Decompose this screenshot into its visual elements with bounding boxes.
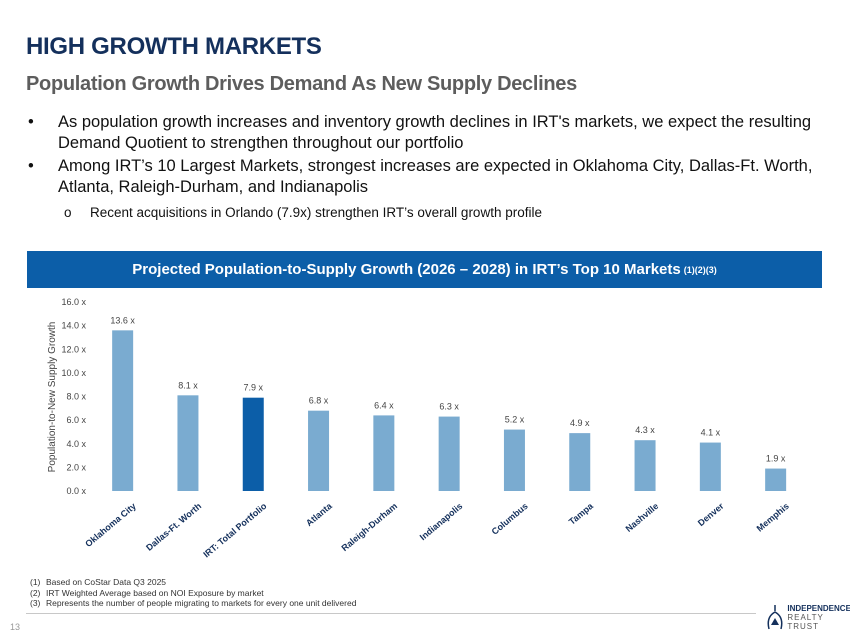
bar <box>503 429 525 491</box>
bar <box>699 442 721 491</box>
x-tick-label: Columbus <box>490 501 530 537</box>
footnote-text: Represents the number of people migratin… <box>46 598 357 608</box>
x-tick-label: Oklahoma City <box>83 501 138 549</box>
sub-bullet-icon: o <box>64 205 72 220</box>
bar <box>765 468 787 491</box>
x-tick-label: Indianapolis <box>418 501 465 542</box>
footnote-refs: (1)(2)(3) <box>683 264 717 275</box>
footnote-text: Based on CoStar Data Q3 2025 <box>46 577 167 587</box>
bullet-item: • As population growth increases and inve… <box>26 112 826 154</box>
x-tick-label: Memphis <box>755 501 791 534</box>
bullet-list: • As population growth increases and inve… <box>26 112 826 223</box>
data-label: 5.2 x <box>505 415 525 425</box>
data-label: 1.9 x <box>766 454 786 464</box>
data-label: 6.3 x <box>439 402 459 412</box>
data-label: 13.6 x <box>110 315 135 325</box>
footnote-number: (2) <box>30 587 41 598</box>
bullet-icon: • <box>28 157 34 175</box>
logo-line2: REALTY TRUST <box>787 612 824 631</box>
footnote: (2) IRT Weighted Average based on NOI Exp… <box>30 588 356 599</box>
bullet-text: As population growth increases and inven… <box>58 113 812 152</box>
sub-bullet-item: o Recent acquisitions in Orlando (7.9x) s… <box>26 202 826 223</box>
footnote: (3) Represents the number of people migra… <box>30 598 356 609</box>
bullet-item: • Among IRT’s 10 Largest Markets, stronge… <box>26 156 826 198</box>
chart-title-banner: Projected Population-to-Supply Growth (2… <box>27 251 822 288</box>
bullet-icon: • <box>28 113 34 131</box>
bar <box>177 395 199 491</box>
bar <box>634 440 656 491</box>
y-tick-label: 10.0 x <box>61 368 86 378</box>
bar <box>308 410 330 491</box>
sub-bullet-text: Recent acquisitions in Orlando (7.9x) st… <box>90 205 542 220</box>
page-number: 13 <box>10 622 21 632</box>
bar <box>569 433 591 491</box>
page-subtitle: Population Growth Drives Demand As New S… <box>26 73 577 95</box>
y-tick-label: 0.0 x <box>66 486 86 496</box>
bullet-text: Among IRT’s 10 Largest Markets, stronges… <box>58 157 813 196</box>
data-label: 4.9 x <box>570 418 590 428</box>
y-tick-label: 2.0 x <box>66 462 86 472</box>
x-tick-label: Tampa <box>567 500 596 527</box>
y-tick-label: 12.0 x <box>61 344 86 354</box>
bar <box>373 415 395 491</box>
y-tick-label: 6.0 x <box>66 415 86 425</box>
x-tick-label: IRT: Total Portfolio <box>201 501 269 560</box>
y-tick-label: 14.0 x <box>61 321 86 331</box>
x-tick-label: Nashville <box>624 501 661 534</box>
chart-title: Projected Population-to-Supply Growth (2… <box>132 261 681 278</box>
x-tick-label: Dallas-Ft. Worth <box>144 501 203 553</box>
y-axis-label: Population-to-New Supply Growth <box>47 322 58 473</box>
x-tick-label: Raleigh-Durham <box>339 501 399 553</box>
footnote-text: IRT Weighted Average based on NOI Exposu… <box>46 587 264 598</box>
footnotes: (1) Based on CoStar Data Q3 2025 (2) IRT W… <box>30 577 356 609</box>
data-label: 6.4 x <box>374 400 394 410</box>
bar <box>112 330 134 491</box>
liberty-bell-icon <box>767 605 783 630</box>
x-tick-label: Atlanta <box>304 500 335 528</box>
footer-divider <box>26 613 756 614</box>
y-tick-label: 4.0 x <box>66 439 86 449</box>
data-label: 6.8 x <box>309 396 329 406</box>
logo-line1: INDEPENDENCE <box>787 603 850 613</box>
y-tick-label: 8.0 x <box>66 392 86 402</box>
company-logo: INDEPENDENCE REALTY TRUST <box>765 603 850 631</box>
footnote-number: (3) <box>30 598 41 608</box>
page-title: HIGH GROWTH MARKETS <box>26 33 322 60</box>
x-tick-label: Denver <box>696 501 726 529</box>
bar <box>438 416 460 491</box>
footnote-number: (1) <box>30 577 41 587</box>
footnote: (1) Based on CoStar Data Q3 2025 <box>30 577 356 588</box>
data-label: 8.1 x <box>178 380 198 390</box>
data-label: 4.1 x <box>701 428 721 438</box>
data-label: 7.9 x <box>243 383 263 393</box>
bar <box>242 397 264 491</box>
data-label: 4.3 x <box>635 425 655 435</box>
y-tick-label: 16.0 x <box>61 297 86 307</box>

- - - - -

## What this task involves
Copy all of the rows above word for word, omitting the pictures.

## The answer
Decompose this screenshot into its visual elements with bounding boxes.
bar <box>503 429 525 491</box>
bar <box>699 442 721 491</box>
x-tick-label: Columbus <box>490 501 530 537</box>
footnote-text: Represents the number of people migratin… <box>46 598 357 608</box>
x-tick-label: Oklahoma City <box>83 501 138 549</box>
sub-bullet-icon: o <box>64 205 72 220</box>
bar <box>765 468 787 491</box>
x-tick-label: Indianapolis <box>418 501 465 542</box>
footnote-refs: (1)(2)(3) <box>683 264 717 275</box>
footnote-text: Based on CoStar Data Q3 2025 <box>46 577 167 587</box>
bullet-item: • As population growth increases and inve… <box>26 112 826 154</box>
x-tick-label: Memphis <box>755 501 791 534</box>
bullet-list: • As population growth increases and inve… <box>26 112 826 223</box>
data-label: 5.2 x <box>505 415 525 425</box>
data-label: 1.9 x <box>766 454 786 464</box>
data-label: 6.3 x <box>439 402 459 412</box>
data-label: 13.6 x <box>110 315 135 325</box>
footnote-number: (2) <box>30 587 41 598</box>
bullet-icon: • <box>28 157 34 175</box>
logo-line2: REALTY TRUST <box>787 612 824 631</box>
footnote: (2) IRT Weighted Average based on NOI Exp… <box>30 588 356 599</box>
bullet-text: As population growth increases and inven… <box>58 113 812 152</box>
sub-bullet-item: o Recent acquisitions in Orlando (7.9x) s… <box>26 202 826 223</box>
footnote: (3) Represents the number of people migra… <box>30 598 356 609</box>
bullet-item: • Among IRT’s 10 Largest Markets, stronge… <box>26 156 826 198</box>
chart-title-banner: Projected Population-to-Supply Growth (2… <box>27 251 822 288</box>
bullet-icon: • <box>28 113 34 131</box>
bar <box>177 395 199 491</box>
bar <box>634 440 656 491</box>
y-tick-label: 10.0 x <box>61 368 86 378</box>
bar <box>308 410 330 491</box>
sub-bullet-text: Recent acquisitions in Orlando (7.9x) st… <box>90 205 542 220</box>
page-number: 13 <box>10 622 21 632</box>
bar <box>569 433 591 491</box>
page-subtitle: Population Growth Drives Demand As New S… <box>26 73 577 95</box>
y-tick-label: 0.0 x <box>66 486 86 496</box>
bullet-text: Among IRT’s 10 Largest Markets, stronges… <box>58 157 813 196</box>
data-label: 4.9 x <box>570 418 590 428</box>
y-tick-label: 2.0 x <box>66 462 86 472</box>
x-tick-label: Tampa <box>567 500 596 527</box>
y-tick-label: 12.0 x <box>61 344 86 354</box>
bar <box>373 415 395 491</box>
y-tick-label: 6.0 x <box>66 415 86 425</box>
x-tick-label: IRT: Total Portfolio <box>201 501 269 560</box>
y-tick-label: 14.0 x <box>61 321 86 331</box>
x-tick-label: Nashville <box>624 501 661 534</box>
chart-title: Projected Population-to-Supply Growth (2… <box>132 261 681 278</box>
x-tick-label: Dallas-Ft. Worth <box>144 501 203 553</box>
y-axis-label: Population-to-New Supply Growth <box>47 322 58 473</box>
x-tick-label: Raleigh-Durham <box>339 501 399 553</box>
footnote-text: IRT Weighted Average based on NOI Exposu… <box>46 587 264 598</box>
footnotes: (1) Based on CoStar Data Q3 2025 (2) IRT W… <box>30 577 356 609</box>
data-label: 6.4 x <box>374 400 394 410</box>
bar <box>112 330 134 491</box>
liberty-bell-icon <box>767 605 783 630</box>
x-tick-label: Atlanta <box>304 500 335 528</box>
footer-divider <box>26 613 756 614</box>
y-tick-label: 4.0 x <box>66 439 86 449</box>
data-label: 6.8 x <box>309 396 329 406</box>
logo-line1: INDEPENDENCE <box>787 603 850 613</box>
y-tick-label: 8.0 x <box>66 392 86 402</box>
company-logo: INDEPENDENCE REALTY TRUST <box>765 603 850 631</box>
footnote-number: (3) <box>30 598 41 608</box>
page-title: HIGH GROWTH MARKETS <box>26 33 322 60</box>
x-tick-label: Denver <box>696 501 726 529</box>
bar <box>438 416 460 491</box>
footnote-number: (1) <box>30 577 41 587</box>
footnote: (1) Based on CoStar Data Q3 2025 <box>30 577 356 588</box>
data-label: 8.1 x <box>178 380 198 390</box>
data-label: 4.1 x <box>701 428 721 438</box>
data-label: 7.9 x <box>243 383 263 393</box>
bar <box>242 397 264 491</box>
data-label: 4.3 x <box>635 425 655 435</box>
y-tick-label: 16.0 x <box>61 297 86 307</box>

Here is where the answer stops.